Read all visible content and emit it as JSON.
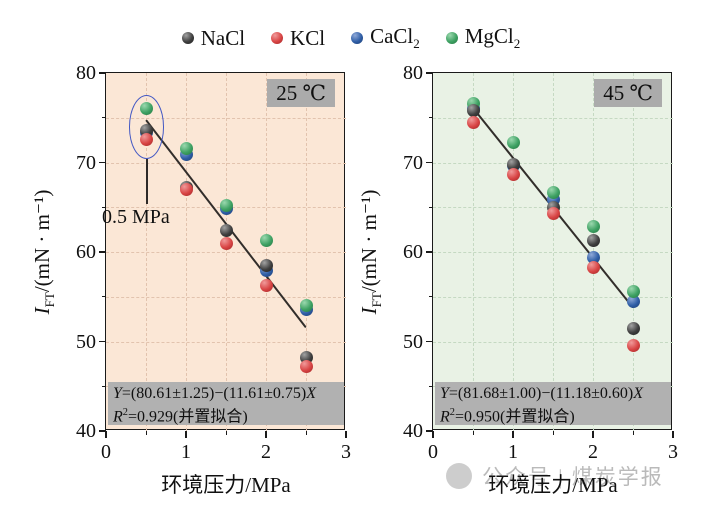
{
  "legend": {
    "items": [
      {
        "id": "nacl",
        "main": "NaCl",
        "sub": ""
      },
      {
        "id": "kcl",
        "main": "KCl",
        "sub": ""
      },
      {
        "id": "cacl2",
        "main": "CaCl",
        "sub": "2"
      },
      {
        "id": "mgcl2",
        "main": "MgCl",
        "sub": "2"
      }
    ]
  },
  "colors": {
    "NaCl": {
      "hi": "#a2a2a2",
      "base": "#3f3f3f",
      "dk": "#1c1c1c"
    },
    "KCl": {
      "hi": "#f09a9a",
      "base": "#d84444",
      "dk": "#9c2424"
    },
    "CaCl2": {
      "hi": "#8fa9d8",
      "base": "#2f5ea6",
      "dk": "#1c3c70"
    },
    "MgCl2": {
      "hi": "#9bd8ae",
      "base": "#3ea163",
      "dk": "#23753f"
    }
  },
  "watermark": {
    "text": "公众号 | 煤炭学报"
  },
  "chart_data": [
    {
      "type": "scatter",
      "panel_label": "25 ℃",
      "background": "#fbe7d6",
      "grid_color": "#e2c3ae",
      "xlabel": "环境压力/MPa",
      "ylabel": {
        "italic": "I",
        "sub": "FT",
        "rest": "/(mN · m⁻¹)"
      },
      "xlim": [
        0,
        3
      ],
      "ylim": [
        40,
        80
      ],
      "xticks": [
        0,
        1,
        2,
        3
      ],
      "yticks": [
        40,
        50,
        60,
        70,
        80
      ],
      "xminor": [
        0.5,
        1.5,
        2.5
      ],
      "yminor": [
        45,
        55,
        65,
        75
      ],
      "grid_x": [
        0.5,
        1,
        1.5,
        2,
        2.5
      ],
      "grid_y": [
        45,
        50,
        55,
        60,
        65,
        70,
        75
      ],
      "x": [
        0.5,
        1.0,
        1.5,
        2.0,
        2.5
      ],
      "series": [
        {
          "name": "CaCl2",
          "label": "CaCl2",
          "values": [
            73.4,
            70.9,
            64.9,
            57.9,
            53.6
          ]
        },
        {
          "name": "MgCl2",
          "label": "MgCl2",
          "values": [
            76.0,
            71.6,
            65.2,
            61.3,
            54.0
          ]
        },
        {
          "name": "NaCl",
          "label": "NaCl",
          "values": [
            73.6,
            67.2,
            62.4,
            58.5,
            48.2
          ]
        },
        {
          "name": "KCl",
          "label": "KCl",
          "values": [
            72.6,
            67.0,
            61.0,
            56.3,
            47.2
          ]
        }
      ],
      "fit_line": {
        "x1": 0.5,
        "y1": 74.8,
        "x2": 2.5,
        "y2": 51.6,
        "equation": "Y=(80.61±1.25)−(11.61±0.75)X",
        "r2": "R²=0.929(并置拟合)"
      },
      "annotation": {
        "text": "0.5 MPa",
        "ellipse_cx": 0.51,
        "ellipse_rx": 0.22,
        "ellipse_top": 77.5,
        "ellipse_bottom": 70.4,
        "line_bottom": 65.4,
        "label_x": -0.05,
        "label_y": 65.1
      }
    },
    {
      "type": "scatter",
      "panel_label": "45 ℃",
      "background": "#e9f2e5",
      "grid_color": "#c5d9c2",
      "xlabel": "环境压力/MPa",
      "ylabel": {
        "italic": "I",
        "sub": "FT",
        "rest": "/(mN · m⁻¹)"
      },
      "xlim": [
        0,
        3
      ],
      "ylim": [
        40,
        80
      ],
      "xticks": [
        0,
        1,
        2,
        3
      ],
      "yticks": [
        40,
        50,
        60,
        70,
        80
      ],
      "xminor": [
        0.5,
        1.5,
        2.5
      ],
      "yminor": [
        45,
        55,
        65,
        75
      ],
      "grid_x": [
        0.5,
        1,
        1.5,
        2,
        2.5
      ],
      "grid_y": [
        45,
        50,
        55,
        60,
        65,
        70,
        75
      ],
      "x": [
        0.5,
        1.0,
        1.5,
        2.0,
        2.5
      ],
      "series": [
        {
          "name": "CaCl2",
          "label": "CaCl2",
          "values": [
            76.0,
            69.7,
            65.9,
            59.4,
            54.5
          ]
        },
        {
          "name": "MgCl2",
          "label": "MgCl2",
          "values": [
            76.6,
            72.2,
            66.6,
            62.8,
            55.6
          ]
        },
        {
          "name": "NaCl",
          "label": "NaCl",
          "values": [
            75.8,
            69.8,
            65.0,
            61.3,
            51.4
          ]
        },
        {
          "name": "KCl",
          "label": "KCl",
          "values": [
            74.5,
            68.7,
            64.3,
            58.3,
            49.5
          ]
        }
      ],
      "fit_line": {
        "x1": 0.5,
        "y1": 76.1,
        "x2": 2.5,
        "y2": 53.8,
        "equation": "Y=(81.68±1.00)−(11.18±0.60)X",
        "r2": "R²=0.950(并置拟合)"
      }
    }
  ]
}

+-------+

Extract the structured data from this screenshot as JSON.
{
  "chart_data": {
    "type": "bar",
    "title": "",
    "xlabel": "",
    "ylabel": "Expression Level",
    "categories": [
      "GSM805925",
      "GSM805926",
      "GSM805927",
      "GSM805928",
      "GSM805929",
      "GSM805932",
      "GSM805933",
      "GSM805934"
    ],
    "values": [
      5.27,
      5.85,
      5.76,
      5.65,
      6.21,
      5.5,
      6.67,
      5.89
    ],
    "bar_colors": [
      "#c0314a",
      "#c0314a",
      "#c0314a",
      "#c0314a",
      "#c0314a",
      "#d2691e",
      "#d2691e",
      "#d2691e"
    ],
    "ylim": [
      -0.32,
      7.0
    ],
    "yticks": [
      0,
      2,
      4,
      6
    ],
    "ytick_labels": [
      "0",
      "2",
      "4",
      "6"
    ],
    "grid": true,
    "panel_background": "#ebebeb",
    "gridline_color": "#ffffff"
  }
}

+-------+

Short task
Lines that hold the word "equation" are the ones to return, every one of them.

Result for this task
        "equation": "Y=(80.61±1.25)−(11.61±0.75)X",
        "equation": "Y=(81.68±1.00)−(11.18±0.60)X",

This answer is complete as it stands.